#### WHAT TO WORK ON
Scan the entries below for the word "feet". Copy each line that has it.
##### PROVIDED DATA
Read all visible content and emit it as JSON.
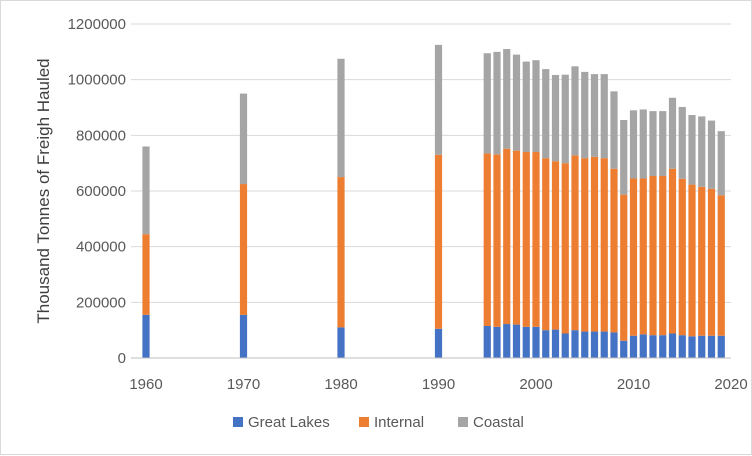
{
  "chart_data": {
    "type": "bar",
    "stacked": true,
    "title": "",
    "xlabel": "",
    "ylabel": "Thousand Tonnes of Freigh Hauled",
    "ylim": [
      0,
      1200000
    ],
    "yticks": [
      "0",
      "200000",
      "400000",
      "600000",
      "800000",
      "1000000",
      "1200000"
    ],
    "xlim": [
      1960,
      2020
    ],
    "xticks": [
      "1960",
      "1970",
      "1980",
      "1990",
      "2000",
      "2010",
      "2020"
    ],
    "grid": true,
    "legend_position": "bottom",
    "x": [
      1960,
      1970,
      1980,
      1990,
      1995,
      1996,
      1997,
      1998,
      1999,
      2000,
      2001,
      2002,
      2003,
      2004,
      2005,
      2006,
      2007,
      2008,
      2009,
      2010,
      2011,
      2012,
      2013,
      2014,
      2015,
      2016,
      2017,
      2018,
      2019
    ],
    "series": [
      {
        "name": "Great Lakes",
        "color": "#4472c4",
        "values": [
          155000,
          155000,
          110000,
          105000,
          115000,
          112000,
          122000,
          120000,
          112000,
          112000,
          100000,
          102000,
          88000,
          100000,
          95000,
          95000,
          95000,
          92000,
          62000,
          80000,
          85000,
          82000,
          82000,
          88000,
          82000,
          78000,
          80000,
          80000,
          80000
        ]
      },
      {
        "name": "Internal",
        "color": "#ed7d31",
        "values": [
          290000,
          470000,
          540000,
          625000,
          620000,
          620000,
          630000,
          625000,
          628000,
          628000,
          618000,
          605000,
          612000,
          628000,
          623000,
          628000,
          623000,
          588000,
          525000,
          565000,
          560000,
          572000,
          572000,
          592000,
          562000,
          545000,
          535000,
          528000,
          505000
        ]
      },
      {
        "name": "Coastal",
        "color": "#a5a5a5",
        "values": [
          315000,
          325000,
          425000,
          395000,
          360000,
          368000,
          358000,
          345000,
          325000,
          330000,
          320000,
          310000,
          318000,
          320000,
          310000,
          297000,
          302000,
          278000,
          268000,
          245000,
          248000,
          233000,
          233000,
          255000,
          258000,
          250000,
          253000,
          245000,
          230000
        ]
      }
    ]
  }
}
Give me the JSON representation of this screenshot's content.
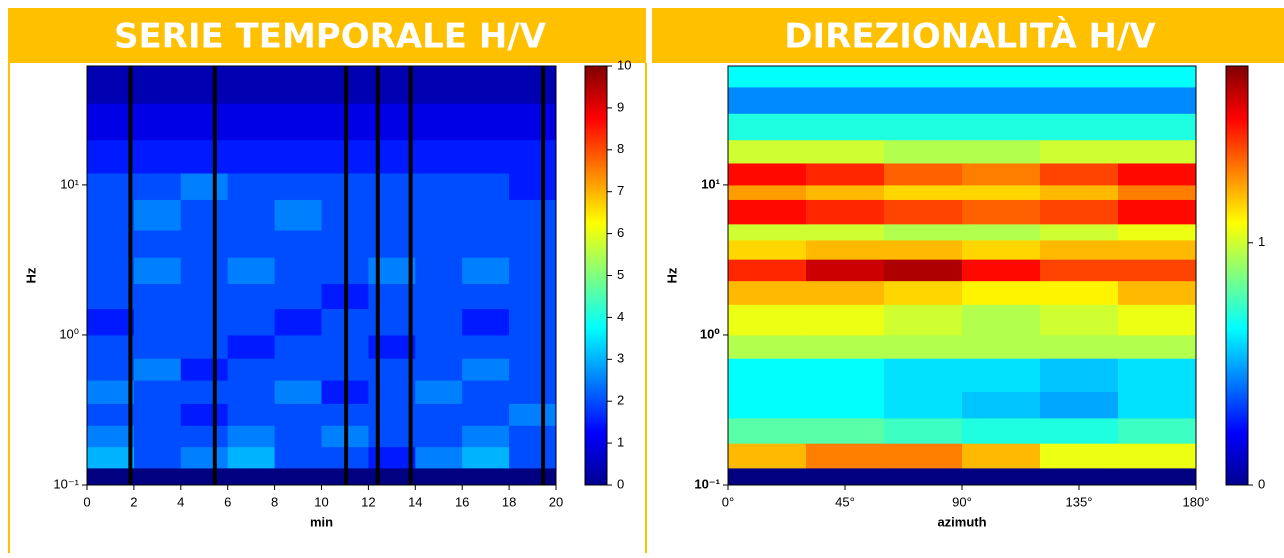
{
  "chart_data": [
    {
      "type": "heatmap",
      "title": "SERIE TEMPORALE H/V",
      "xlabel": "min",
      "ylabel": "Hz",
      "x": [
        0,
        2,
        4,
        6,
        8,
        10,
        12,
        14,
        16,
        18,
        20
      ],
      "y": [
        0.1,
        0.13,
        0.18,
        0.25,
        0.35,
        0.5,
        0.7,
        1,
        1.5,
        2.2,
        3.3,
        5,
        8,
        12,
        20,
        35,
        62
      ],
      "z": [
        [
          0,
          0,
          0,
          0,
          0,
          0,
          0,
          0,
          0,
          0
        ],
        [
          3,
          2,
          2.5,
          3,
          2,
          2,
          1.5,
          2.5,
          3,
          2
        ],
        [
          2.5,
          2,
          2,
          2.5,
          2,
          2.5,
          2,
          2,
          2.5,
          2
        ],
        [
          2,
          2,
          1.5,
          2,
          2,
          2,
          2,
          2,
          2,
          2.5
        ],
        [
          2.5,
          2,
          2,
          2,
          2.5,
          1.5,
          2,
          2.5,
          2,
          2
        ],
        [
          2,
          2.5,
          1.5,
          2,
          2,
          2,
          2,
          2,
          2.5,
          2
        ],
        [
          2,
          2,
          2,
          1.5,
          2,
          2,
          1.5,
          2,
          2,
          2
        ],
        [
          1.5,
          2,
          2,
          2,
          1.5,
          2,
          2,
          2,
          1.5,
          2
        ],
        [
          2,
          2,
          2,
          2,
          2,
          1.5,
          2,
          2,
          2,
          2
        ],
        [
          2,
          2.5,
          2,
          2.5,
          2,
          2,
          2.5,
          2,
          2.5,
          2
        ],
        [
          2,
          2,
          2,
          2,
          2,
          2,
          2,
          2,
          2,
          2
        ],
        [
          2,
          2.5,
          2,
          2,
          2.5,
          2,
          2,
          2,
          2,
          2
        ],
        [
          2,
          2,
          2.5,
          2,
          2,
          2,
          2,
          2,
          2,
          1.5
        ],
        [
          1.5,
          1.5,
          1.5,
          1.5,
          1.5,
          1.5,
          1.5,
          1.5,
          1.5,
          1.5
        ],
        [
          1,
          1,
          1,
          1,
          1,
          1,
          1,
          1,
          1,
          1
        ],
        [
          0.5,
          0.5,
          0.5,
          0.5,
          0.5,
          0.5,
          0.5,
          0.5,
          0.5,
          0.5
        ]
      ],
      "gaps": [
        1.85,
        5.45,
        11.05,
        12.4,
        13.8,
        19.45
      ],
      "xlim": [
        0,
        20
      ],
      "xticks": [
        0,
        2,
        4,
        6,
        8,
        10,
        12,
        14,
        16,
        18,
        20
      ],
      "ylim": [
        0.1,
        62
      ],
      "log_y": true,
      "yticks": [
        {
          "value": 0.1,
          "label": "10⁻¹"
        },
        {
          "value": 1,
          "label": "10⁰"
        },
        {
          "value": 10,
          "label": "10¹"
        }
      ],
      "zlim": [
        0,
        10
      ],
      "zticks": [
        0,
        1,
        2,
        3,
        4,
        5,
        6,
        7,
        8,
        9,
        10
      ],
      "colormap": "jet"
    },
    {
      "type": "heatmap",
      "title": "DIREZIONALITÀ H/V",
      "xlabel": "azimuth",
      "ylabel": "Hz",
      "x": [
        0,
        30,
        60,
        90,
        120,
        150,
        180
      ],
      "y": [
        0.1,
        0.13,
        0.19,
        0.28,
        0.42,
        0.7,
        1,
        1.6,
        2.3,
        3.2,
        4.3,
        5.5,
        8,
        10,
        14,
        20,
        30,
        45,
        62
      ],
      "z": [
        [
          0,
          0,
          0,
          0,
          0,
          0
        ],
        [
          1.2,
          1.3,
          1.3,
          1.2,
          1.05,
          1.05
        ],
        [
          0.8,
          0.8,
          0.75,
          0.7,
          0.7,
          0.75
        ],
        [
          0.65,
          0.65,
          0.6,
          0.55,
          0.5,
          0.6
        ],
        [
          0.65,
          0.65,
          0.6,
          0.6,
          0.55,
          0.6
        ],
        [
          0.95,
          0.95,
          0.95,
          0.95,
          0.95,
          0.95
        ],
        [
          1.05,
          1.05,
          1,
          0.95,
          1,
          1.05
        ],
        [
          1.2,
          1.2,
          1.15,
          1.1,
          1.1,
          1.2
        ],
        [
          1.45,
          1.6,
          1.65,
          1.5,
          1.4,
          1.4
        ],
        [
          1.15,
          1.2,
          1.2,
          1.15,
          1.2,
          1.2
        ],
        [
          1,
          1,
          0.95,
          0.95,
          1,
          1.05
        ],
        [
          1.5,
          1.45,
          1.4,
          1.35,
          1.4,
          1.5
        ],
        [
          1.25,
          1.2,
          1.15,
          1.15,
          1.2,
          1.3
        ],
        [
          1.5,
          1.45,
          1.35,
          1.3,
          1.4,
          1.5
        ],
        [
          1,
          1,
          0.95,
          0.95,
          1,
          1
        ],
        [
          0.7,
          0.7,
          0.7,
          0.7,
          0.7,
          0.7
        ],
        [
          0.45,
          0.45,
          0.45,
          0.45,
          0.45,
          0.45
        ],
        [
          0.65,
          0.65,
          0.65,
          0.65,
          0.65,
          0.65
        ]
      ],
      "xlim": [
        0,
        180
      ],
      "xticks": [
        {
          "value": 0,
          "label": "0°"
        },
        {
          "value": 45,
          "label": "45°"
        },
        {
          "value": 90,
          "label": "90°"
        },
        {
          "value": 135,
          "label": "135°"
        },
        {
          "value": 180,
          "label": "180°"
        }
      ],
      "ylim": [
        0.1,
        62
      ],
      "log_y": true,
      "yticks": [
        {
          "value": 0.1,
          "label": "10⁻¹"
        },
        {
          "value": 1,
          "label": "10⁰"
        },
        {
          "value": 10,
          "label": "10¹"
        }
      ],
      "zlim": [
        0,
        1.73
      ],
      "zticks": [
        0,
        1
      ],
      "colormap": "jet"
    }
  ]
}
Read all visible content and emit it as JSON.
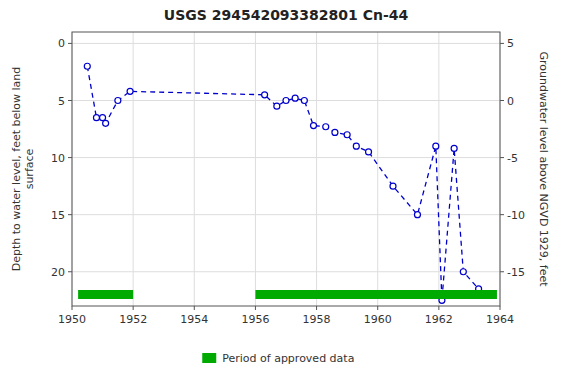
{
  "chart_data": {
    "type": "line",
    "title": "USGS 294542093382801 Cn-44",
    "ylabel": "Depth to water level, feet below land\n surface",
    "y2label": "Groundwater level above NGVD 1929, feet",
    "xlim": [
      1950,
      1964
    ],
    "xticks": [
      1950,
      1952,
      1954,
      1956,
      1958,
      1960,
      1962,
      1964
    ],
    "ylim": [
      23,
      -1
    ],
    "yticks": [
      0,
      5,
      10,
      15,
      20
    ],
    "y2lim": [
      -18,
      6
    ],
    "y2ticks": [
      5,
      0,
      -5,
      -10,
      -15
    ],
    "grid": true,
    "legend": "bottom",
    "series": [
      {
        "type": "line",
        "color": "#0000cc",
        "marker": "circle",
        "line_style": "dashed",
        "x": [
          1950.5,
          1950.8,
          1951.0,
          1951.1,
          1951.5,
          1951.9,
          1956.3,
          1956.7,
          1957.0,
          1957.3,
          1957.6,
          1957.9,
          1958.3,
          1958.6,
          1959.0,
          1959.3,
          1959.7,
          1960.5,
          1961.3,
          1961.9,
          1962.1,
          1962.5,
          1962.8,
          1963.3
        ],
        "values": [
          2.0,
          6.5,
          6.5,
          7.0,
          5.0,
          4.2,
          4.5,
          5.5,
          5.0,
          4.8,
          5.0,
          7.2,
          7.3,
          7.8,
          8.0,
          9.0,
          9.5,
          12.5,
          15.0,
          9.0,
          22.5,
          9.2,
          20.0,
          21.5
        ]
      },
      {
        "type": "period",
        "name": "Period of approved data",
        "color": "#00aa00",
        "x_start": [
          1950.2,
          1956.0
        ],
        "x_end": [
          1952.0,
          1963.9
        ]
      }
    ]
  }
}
##########
#### ANSWER
    "ylabel": "Depth to water level, feet below land\n surface",
    "y2label": "Groundwater level above NGVD 1929, feet",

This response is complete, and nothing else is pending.